(Entries shown Opens)

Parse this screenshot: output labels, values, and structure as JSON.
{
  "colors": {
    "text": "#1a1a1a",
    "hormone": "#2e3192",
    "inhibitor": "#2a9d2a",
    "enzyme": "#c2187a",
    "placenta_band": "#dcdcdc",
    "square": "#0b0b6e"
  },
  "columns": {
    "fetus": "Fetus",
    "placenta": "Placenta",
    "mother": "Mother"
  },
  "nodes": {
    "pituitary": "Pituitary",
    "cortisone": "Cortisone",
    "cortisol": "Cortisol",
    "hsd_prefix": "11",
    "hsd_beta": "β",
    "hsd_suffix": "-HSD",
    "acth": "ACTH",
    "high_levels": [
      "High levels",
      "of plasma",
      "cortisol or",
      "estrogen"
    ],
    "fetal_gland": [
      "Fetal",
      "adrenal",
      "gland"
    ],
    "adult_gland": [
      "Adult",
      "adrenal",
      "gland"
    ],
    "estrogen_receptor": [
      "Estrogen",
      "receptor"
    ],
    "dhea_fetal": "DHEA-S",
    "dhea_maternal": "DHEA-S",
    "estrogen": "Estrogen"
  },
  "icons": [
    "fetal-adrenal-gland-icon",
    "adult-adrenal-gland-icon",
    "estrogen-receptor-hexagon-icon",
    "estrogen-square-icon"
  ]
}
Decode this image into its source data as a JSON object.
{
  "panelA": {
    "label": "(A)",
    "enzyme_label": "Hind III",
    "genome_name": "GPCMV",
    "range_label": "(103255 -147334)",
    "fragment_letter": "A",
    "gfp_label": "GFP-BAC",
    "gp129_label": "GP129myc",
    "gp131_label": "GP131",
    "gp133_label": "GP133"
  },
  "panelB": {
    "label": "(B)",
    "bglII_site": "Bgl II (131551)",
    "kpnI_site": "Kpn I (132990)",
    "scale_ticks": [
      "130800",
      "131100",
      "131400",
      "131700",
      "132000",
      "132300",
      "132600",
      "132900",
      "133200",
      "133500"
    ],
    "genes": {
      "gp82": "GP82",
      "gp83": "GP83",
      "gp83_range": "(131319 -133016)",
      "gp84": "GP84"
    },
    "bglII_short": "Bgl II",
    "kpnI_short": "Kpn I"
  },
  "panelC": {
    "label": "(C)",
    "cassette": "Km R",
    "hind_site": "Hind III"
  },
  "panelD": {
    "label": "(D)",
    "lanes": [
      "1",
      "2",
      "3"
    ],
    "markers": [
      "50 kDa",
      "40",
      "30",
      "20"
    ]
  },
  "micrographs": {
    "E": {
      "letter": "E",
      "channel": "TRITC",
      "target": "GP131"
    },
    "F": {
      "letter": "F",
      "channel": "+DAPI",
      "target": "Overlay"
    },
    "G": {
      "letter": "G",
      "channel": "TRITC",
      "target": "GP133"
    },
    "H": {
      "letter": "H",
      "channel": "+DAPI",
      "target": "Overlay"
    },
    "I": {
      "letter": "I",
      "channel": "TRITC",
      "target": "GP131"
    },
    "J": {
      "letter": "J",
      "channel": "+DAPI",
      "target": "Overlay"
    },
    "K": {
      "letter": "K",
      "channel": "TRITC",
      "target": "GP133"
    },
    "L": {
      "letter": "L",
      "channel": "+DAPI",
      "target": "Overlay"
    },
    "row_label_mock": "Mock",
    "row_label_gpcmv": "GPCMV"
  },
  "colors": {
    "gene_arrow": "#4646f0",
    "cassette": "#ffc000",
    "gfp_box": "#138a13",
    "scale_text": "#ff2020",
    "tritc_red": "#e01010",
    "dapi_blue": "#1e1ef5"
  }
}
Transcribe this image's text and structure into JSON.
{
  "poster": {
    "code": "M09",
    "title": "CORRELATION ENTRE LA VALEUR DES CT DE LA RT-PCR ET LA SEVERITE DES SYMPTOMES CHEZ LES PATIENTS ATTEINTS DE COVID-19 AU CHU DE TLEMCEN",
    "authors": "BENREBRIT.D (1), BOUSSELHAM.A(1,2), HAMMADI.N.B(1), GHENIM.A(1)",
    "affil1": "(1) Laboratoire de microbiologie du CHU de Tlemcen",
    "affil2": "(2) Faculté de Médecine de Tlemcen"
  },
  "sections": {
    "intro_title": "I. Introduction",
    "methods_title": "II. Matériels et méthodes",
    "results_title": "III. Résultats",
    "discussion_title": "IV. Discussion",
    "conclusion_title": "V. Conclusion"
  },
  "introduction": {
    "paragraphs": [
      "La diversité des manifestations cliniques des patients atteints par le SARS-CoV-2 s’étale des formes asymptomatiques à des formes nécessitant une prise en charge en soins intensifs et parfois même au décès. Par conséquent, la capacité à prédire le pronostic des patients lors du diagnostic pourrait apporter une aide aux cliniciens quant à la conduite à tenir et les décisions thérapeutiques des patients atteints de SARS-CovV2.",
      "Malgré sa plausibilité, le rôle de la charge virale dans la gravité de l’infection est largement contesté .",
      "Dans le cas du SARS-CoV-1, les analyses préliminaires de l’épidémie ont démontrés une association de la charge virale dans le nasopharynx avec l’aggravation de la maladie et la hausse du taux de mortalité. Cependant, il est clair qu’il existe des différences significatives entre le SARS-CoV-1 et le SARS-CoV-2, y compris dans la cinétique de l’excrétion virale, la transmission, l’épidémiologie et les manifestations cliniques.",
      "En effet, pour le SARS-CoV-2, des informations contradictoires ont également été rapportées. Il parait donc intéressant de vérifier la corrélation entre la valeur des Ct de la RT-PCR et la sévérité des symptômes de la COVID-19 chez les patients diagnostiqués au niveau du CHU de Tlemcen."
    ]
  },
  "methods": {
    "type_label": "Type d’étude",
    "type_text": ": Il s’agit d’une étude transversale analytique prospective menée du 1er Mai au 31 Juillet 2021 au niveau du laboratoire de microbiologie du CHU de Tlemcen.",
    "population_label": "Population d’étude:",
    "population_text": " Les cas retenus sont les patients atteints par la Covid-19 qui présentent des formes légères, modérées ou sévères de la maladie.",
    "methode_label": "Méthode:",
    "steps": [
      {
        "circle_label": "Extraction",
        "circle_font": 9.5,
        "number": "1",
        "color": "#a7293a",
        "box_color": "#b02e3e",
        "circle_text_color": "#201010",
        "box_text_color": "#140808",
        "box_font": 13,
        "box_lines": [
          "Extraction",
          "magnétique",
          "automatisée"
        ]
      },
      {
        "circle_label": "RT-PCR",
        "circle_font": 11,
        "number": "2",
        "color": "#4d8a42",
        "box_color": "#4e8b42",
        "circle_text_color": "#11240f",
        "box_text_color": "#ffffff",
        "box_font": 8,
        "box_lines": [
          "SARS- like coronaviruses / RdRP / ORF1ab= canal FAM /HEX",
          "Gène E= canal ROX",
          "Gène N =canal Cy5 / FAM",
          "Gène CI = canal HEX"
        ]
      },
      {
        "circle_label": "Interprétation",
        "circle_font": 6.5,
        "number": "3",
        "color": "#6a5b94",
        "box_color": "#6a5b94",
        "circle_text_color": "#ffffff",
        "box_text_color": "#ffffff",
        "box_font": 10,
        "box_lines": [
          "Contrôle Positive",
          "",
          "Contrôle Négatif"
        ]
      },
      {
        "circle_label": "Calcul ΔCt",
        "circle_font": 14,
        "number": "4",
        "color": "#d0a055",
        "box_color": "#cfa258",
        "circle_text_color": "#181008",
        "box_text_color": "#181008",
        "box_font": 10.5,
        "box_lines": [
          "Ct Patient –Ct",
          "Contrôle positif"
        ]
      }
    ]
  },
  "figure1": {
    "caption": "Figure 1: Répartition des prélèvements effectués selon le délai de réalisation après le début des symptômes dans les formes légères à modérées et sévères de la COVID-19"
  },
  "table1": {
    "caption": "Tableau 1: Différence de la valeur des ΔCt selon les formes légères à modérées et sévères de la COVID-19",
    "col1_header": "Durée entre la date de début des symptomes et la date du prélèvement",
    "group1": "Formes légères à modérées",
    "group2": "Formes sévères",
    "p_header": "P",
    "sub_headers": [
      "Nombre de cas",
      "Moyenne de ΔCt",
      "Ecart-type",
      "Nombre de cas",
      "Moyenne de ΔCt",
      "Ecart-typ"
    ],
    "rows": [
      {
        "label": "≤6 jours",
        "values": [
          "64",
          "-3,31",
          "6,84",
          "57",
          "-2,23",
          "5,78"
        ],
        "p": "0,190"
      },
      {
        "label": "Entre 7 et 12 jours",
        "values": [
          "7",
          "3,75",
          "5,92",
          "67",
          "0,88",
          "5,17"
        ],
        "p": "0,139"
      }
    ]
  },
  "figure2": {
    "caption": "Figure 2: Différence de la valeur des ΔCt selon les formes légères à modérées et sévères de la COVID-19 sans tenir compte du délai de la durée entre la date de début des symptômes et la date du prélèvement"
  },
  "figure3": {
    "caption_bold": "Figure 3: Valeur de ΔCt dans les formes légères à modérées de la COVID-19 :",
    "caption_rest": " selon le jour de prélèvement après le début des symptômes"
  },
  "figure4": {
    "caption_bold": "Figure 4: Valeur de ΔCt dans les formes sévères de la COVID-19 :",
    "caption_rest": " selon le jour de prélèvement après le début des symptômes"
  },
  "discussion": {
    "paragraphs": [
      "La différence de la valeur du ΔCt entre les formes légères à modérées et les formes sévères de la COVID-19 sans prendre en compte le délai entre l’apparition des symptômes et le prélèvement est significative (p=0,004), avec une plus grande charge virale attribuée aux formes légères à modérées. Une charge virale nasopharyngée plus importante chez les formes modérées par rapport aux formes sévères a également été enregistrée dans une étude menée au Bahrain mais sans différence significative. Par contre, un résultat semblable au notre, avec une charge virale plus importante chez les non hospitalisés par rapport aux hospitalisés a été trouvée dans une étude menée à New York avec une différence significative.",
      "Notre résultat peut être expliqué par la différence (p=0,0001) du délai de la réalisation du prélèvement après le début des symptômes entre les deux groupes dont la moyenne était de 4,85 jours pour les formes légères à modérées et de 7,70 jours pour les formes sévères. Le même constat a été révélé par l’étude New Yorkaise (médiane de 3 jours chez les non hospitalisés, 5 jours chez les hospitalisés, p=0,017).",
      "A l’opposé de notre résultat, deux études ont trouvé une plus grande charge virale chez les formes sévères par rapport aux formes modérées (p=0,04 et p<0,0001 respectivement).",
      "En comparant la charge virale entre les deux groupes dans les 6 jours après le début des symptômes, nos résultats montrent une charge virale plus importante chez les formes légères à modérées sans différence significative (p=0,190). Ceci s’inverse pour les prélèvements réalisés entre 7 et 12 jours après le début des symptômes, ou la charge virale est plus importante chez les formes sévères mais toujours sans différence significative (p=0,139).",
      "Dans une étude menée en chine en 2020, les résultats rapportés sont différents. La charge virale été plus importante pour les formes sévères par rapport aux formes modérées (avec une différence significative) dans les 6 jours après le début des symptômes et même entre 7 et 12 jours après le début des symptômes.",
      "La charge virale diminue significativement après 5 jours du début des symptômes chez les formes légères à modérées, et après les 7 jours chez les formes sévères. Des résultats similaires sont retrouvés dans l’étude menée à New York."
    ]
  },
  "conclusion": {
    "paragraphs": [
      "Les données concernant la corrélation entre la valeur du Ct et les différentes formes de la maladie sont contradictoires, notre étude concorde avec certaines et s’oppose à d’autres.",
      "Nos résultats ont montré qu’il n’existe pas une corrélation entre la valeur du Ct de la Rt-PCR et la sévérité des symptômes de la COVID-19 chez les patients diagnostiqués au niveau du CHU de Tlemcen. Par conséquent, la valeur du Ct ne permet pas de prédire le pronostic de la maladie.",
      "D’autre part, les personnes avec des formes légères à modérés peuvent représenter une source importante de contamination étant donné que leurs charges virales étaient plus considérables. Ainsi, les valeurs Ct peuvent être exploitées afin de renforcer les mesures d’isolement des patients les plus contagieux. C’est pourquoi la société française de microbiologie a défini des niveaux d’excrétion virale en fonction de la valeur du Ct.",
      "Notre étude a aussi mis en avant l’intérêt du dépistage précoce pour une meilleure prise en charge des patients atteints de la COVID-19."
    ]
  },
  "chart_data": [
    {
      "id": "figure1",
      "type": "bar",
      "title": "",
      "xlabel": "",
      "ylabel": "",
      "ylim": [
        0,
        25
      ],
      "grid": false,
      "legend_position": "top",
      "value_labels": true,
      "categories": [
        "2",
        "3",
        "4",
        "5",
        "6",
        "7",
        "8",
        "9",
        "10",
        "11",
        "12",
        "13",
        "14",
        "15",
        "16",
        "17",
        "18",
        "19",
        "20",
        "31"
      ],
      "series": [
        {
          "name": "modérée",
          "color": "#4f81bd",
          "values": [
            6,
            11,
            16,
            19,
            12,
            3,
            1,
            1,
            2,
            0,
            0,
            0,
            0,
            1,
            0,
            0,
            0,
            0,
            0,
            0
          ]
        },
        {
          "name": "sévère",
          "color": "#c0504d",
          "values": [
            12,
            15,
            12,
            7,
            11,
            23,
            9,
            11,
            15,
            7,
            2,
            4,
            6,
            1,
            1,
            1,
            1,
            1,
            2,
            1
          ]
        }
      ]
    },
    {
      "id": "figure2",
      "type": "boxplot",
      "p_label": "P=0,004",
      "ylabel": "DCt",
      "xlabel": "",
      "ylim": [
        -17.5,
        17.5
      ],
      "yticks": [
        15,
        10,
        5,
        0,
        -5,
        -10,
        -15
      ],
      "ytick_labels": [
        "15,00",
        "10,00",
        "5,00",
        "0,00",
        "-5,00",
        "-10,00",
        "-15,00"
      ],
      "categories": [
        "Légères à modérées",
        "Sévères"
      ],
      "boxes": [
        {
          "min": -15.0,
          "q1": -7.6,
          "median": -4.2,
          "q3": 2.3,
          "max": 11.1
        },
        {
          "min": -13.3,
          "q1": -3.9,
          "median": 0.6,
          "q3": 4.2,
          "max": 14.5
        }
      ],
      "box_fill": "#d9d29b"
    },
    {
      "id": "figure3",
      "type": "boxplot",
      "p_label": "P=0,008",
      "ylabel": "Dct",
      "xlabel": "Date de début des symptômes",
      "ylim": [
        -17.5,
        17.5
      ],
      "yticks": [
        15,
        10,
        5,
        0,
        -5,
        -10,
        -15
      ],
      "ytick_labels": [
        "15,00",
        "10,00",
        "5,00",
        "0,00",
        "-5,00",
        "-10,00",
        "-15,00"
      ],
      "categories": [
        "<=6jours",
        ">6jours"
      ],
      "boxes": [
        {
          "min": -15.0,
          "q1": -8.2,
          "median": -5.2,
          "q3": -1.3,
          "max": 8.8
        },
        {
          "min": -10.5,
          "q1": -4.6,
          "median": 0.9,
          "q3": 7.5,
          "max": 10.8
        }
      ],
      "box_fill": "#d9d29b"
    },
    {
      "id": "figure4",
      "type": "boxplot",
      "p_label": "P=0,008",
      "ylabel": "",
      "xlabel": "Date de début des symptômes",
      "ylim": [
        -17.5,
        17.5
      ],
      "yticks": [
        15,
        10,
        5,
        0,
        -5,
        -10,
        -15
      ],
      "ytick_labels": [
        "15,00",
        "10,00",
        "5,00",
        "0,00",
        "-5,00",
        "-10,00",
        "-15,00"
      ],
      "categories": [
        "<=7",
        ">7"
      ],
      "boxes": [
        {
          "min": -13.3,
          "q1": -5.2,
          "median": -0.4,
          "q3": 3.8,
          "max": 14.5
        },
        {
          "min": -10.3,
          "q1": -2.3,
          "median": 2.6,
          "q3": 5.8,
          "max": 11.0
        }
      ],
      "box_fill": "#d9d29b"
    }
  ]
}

(Entries shown Closes)

--- Exercise objective ---
Respond with one number, namely the count of lines in the entries above that hold the word "cliniques".

--- Answer to the exercise ---
2